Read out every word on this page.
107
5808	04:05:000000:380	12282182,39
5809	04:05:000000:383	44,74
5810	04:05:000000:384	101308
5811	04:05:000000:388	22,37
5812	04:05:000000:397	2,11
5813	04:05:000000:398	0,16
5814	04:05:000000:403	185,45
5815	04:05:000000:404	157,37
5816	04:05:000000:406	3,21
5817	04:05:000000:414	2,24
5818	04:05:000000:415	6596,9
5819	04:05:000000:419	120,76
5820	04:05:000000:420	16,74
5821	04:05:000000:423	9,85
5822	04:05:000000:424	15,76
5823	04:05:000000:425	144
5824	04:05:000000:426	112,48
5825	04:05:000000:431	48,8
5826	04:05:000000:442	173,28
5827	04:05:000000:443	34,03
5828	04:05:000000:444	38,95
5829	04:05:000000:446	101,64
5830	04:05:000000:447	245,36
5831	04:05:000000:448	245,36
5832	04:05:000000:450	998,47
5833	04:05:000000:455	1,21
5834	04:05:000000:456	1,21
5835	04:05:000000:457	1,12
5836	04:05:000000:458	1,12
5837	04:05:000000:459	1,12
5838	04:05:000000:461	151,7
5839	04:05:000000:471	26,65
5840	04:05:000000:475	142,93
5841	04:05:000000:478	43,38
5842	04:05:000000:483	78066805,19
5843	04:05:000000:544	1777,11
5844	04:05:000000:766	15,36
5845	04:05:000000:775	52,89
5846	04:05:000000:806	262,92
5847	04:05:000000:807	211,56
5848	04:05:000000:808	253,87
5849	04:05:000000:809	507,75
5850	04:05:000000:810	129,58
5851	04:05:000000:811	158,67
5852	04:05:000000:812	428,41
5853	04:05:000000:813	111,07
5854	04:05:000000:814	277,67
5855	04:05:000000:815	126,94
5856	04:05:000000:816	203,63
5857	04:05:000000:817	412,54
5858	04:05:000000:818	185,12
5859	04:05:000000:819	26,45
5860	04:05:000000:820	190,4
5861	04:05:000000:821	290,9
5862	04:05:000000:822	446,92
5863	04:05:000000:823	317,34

* * * * * * *

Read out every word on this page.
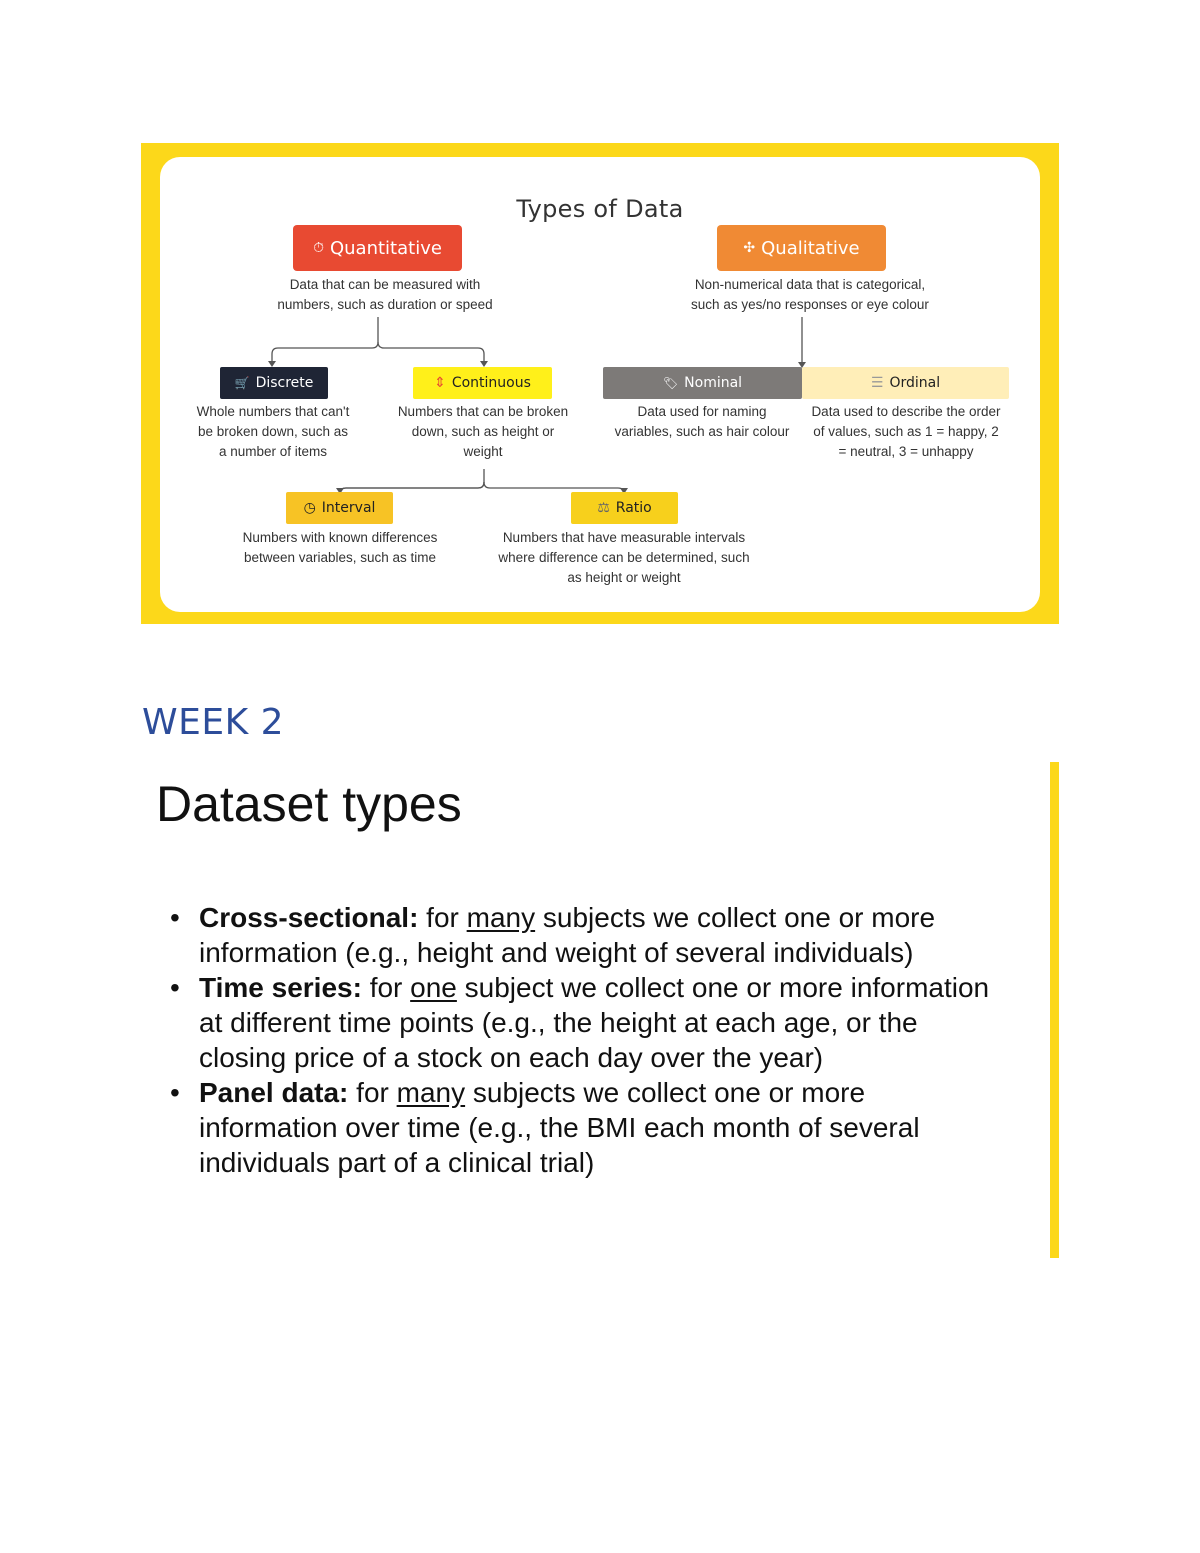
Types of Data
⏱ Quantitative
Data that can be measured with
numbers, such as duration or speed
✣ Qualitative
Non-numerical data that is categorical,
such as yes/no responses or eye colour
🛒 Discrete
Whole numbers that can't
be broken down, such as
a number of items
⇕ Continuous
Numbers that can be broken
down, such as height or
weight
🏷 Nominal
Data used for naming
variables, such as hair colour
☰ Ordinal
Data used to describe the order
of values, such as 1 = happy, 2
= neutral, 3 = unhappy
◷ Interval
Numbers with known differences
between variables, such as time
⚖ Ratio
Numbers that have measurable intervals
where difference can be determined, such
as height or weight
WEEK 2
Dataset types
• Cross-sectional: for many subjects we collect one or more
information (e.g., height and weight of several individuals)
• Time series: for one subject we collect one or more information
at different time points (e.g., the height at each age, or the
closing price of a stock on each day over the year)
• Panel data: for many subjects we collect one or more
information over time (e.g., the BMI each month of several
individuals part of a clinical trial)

* * * * * * *

## REQUIRED WORK:
From the listing above, copy out each line where the word "more" appears.

## FULL RESPONSE:
• Cross-sectional: for many subjects we collect one or more
• Time series: for one subject we collect one or more information
• Panel data: for many subjects we collect one or more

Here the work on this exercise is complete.